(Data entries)
◆ ◆ ◆
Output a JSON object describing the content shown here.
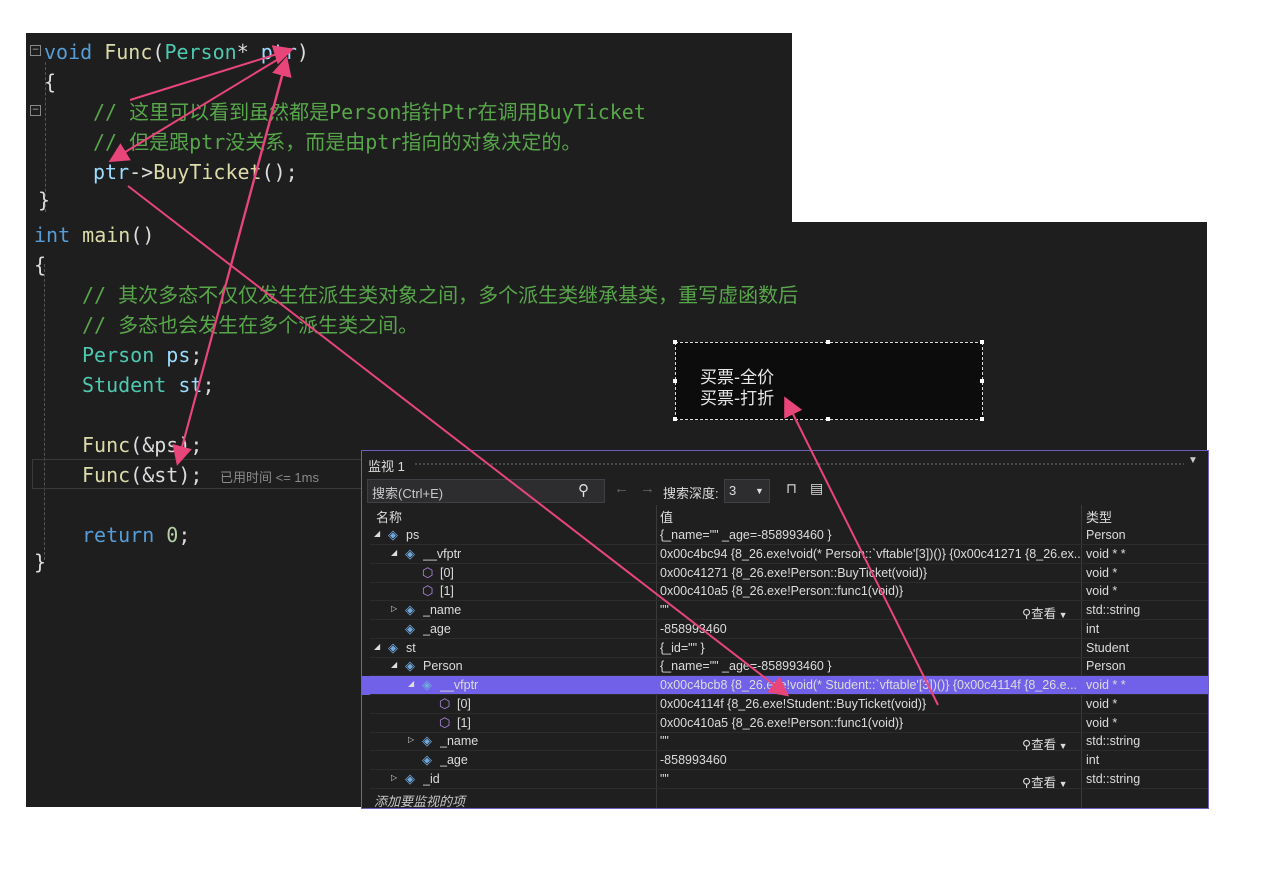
{
  "code_top": {
    "line1": {
      "kw": "void",
      "fn": "Func",
      "open": "(",
      "type": "Person",
      "star": "*",
      "param": "ptr",
      "close": ")"
    },
    "line2": "{",
    "comment1": "// 这里可以看到虽然都是Person指针Ptr在调用BuyTicket",
    "comment2": "// 但是跟ptr没关系，而是由ptr指向的对象决定的。",
    "call_obj": "ptr",
    "call_arrow": "->",
    "call_fn": "BuyTicket",
    "call_tail": "();",
    "close": "}"
  },
  "code_bottom": {
    "main_kw": "int",
    "main_fn": "main",
    "main_paren": "()",
    "open": "{",
    "comment1": "// 其次多态不仅仅发生在派生类对象之间，多个派生类继承基类，重写虚函数后",
    "comment2": "// 多态也会发生在多个派生类之间。",
    "decl1_type": "Person",
    "decl1_var": "ps",
    "decl2_type": "Student",
    "decl2_var": "st",
    "semi": ";",
    "call1_fn": "Func",
    "call1_args": "(&ps)",
    "call2_fn": "Func",
    "call2_args": "(&st)",
    "elapsed": "已用时间 <= 1ms",
    "ret_kw": "return",
    "ret_val": "0",
    "close": "}"
  },
  "console": {
    "line1": "买票-全价",
    "line2": "买票-打折"
  },
  "watch": {
    "title": "监视 1",
    "search_placeholder": "搜索(Ctrl+E)",
    "depth_label": "搜索深度:",
    "depth_value": "3",
    "col_name": "名称",
    "col_value": "值",
    "col_type": "类型",
    "view_label": "查看",
    "add_item": "添加要监视的项",
    "rows": [
      {
        "name": "ps",
        "value": "{_name=\"\" _age=-858993460 }",
        "type": "Person"
      },
      {
        "name": "__vfptr",
        "value": "0x00c4bc94 {8_26.exe!void(* Person::`vftable'[3])()} {0x00c41271 {8_26.ex...",
        "type": "void * *"
      },
      {
        "name": "[0]",
        "value": "0x00c41271 {8_26.exe!Person::BuyTicket(void)}",
        "type": "void *"
      },
      {
        "name": "[1]",
        "value": "0x00c410a5 {8_26.exe!Person::func1(void)}",
        "type": "void *"
      },
      {
        "name": "_name",
        "value": "\"\"",
        "type": "std::string"
      },
      {
        "name": "_age",
        "value": "-858993460",
        "type": "int"
      },
      {
        "name": "st",
        "value": "{_id=\"\" }",
        "type": "Student"
      },
      {
        "name": "Person",
        "value": "{_name=\"\" _age=-858993460 }",
        "type": "Person"
      },
      {
        "name": "__vfptr",
        "value": "0x00c4bcb8 {8_26.exe!void(* Student::`vftable'[3])()} {0x00c4114f {8_26.e...",
        "type": "void * *"
      },
      {
        "name": "[0]",
        "value": "0x00c4114f {8_26.exe!Student::BuyTicket(void)}",
        "type": "void *"
      },
      {
        "name": "[1]",
        "value": "0x00c410a5 {8_26.exe!Person::func1(void)}",
        "type": "void *"
      },
      {
        "name": "_name",
        "value": "\"\"",
        "type": "std::string"
      },
      {
        "name": "_age",
        "value": "-858993460",
        "type": "int"
      },
      {
        "name": "_id",
        "value": "\"\"",
        "type": "std::string"
      }
    ]
  },
  "colors": {
    "editor_bg": "#1e1e1e",
    "keyword": "#569cd6",
    "type": "#4ec9b0",
    "function": "#dcdcaa",
    "comment": "#57a64a",
    "selection": "#7160e8",
    "annotation_arrow": "#e8457a"
  }
}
◆ ◆ ◆
Written exercise — Quote every line of the records above exactly; no picture is to be copied.

Problem solution —
Output a JSON object describing the content shown here.
{
  "code_top": {
    "line1": {
      "kw": "void",
      "fn": "Func",
      "open": "(",
      "type": "Person",
      "star": "*",
      "param": "ptr",
      "close": ")"
    },
    "line2": "{",
    "comment1": "// 这里可以看到虽然都是Person指针Ptr在调用BuyTicket",
    "comment2": "// 但是跟ptr没关系，而是由ptr指向的对象决定的。",
    "call_obj": "ptr",
    "call_arrow": "->",
    "call_fn": "BuyTicket",
    "call_tail": "();",
    "close": "}"
  },
  "code_bottom": {
    "main_kw": "int",
    "main_fn": "main",
    "main_paren": "()",
    "open": "{",
    "comment1": "// 其次多态不仅仅发生在派生类对象之间，多个派生类继承基类，重写虚函数后",
    "comment2": "// 多态也会发生在多个派生类之间。",
    "decl1_type": "Person",
    "decl1_var": "ps",
    "decl2_type": "Student",
    "decl2_var": "st",
    "semi": ";",
    "call1_fn": "Func",
    "call1_args": "(&ps)",
    "call2_fn": "Func",
    "call2_args": "(&st)",
    "elapsed": "已用时间 <= 1ms",
    "ret_kw": "return",
    "ret_val": "0",
    "close": "}"
  },
  "console": {
    "line1": "买票-全价",
    "line2": "买票-打折"
  },
  "watch": {
    "title": "监视 1",
    "search_placeholder": "搜索(Ctrl+E)",
    "depth_label": "搜索深度:",
    "depth_value": "3",
    "col_name": "名称",
    "col_value": "值",
    "col_type": "类型",
    "view_label": "查看",
    "add_item": "添加要监视的项",
    "rows": [
      {
        "name": "ps",
        "value": "{_name=\"\" _age=-858993460 }",
        "type": "Person"
      },
      {
        "name": "__vfptr",
        "value": "0x00c4bc94 {8_26.exe!void(* Person::`vftable'[3])()} {0x00c41271 {8_26.ex...",
        "type": "void * *"
      },
      {
        "name": "[0]",
        "value": "0x00c41271 {8_26.exe!Person::BuyTicket(void)}",
        "type": "void *"
      },
      {
        "name": "[1]",
        "value": "0x00c410a5 {8_26.exe!Person::func1(void)}",
        "type": "void *"
      },
      {
        "name": "_name",
        "value": "\"\"",
        "type": "std::string"
      },
      {
        "name": "_age",
        "value": "-858993460",
        "type": "int"
      },
      {
        "name": "st",
        "value": "{_id=\"\" }",
        "type": "Student"
      },
      {
        "name": "Person",
        "value": "{_name=\"\" _age=-858993460 }",
        "type": "Person"
      },
      {
        "name": "__vfptr",
        "value": "0x00c4bcb8 {8_26.exe!void(* Student::`vftable'[3])()} {0x00c4114f {8_26.e...",
        "type": "void * *"
      },
      {
        "name": "[0]",
        "value": "0x00c4114f {8_26.exe!Student::BuyTicket(void)}",
        "type": "void *"
      },
      {
        "name": "[1]",
        "value": "0x00c410a5 {8_26.exe!Person::func1(void)}",
        "type": "void *"
      },
      {
        "name": "_name",
        "value": "\"\"",
        "type": "std::string"
      },
      {
        "name": "_age",
        "value": "-858993460",
        "type": "int"
      },
      {
        "name": "_id",
        "value": "\"\"",
        "type": "std::string"
      }
    ]
  },
  "colors": {
    "editor_bg": "#1e1e1e",
    "keyword": "#569cd6",
    "type": "#4ec9b0",
    "function": "#dcdcaa",
    "comment": "#57a64a",
    "selection": "#7160e8",
    "annotation_arrow": "#e8457a"
  }
}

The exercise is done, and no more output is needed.